» **Supplied data**

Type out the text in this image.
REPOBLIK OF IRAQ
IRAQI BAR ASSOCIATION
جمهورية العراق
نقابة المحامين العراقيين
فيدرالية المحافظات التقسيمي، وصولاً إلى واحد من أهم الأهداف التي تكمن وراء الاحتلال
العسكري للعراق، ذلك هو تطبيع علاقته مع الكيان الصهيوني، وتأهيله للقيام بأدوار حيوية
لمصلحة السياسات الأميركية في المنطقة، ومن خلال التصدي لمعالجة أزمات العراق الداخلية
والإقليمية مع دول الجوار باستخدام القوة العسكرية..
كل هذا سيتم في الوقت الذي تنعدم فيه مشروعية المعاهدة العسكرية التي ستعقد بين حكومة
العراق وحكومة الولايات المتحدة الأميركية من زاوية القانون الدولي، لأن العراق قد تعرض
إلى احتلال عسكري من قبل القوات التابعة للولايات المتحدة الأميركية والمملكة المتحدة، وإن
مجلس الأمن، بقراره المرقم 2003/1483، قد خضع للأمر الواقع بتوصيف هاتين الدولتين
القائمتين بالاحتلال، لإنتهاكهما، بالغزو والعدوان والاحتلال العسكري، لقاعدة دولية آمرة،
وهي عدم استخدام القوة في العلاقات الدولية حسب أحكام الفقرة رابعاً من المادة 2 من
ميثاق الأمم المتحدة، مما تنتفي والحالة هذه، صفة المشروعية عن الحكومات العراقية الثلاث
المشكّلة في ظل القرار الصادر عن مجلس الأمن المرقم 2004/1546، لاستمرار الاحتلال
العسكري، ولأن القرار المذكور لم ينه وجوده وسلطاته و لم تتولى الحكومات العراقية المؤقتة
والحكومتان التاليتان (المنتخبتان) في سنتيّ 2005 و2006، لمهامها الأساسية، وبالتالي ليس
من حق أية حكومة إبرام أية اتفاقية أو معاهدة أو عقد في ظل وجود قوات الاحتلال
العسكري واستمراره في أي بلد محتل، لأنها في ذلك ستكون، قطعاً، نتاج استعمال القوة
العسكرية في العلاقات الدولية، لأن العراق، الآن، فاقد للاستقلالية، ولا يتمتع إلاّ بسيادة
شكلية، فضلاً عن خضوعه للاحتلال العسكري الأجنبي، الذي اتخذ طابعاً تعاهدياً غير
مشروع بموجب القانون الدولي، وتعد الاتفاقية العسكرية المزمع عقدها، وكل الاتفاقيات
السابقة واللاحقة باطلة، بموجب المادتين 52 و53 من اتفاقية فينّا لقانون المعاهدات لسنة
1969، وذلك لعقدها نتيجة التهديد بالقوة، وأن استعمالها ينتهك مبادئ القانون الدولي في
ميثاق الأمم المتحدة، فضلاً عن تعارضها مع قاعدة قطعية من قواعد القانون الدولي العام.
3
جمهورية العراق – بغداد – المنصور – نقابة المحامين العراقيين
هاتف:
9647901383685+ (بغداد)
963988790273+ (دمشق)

» **Goal of the exercise**
Using the entries above, return each line that includes the word "ميثاق".

» **Written response**
ميثاق الأمم المتحدة، مما تنتفي والحالة هذه، صفة المشروعية عن الحكومات العراقية الثلاث
ميثاق الأمم المتحدة، فضلاً عن تعارضها مع قاعدة قطعية من قواعد القانون الدولي العام.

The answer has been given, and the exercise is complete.